Saved data entries:
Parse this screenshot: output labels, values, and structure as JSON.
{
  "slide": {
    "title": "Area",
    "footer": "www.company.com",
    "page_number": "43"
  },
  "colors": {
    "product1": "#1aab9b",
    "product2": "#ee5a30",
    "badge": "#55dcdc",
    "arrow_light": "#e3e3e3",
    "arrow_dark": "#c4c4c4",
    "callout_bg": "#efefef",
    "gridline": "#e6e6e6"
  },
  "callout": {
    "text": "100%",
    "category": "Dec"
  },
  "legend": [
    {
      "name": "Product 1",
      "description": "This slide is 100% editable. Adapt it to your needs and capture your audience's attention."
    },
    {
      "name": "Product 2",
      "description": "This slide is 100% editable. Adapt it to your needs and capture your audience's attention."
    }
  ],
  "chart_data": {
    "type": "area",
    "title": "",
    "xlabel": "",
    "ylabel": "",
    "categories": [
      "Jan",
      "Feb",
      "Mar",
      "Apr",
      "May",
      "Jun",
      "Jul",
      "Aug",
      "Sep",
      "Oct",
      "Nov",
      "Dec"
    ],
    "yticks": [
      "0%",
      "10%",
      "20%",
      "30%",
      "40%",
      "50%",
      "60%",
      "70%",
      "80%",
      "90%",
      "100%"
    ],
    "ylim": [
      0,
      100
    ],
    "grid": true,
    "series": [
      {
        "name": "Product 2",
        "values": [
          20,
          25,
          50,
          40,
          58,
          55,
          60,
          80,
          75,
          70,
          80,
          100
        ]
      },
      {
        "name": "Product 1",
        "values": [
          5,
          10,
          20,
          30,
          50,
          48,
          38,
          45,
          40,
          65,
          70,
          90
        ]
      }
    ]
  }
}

- **What needs to be done**: Quote each line of the data above exactly as written.

- **Response**:
Parse this screenshot: output labels, values, and structure as JSON.
{
  "slide": {
    "title": "Area",
    "footer": "www.company.com",
    "page_number": "43"
  },
  "colors": {
    "product1": "#1aab9b",
    "product2": "#ee5a30",
    "badge": "#55dcdc",
    "arrow_light": "#e3e3e3",
    "arrow_dark": "#c4c4c4",
    "callout_bg": "#efefef",
    "gridline": "#e6e6e6"
  },
  "callout": {
    "text": "100%",
    "category": "Dec"
  },
  "legend": [
    {
      "name": "Product 1",
      "description": "This slide is 100% editable. Adapt it to your needs and capture your audience's attention."
    },
    {
      "name": "Product 2",
      "description": "This slide is 100% editable. Adapt it to your needs and capture your audience's attention."
    }
  ],
  "chart_data": {
    "type": "area",
    "title": "",
    "xlabel": "",
    "ylabel": "",
    "categories": [
      "Jan",
      "Feb",
      "Mar",
      "Apr",
      "May",
      "Jun",
      "Jul",
      "Aug",
      "Sep",
      "Oct",
      "Nov",
      "Dec"
    ],
    "yticks": [
      "0%",
      "10%",
      "20%",
      "30%",
      "40%",
      "50%",
      "60%",
      "70%",
      "80%",
      "90%",
      "100%"
    ],
    "ylim": [
      0,
      100
    ],
    "grid": true,
    "series": [
      {
        "name": "Product 2",
        "values": [
          20,
          25,
          50,
          40,
          58,
          55,
          60,
          80,
          75,
          70,
          80,
          100
        ]
      },
      {
        "name": "Product 1",
        "values": [
          5,
          10,
          20,
          30,
          50,
          48,
          38,
          45,
          40,
          65,
          70,
          90
        ]
      }
    ]
  }
}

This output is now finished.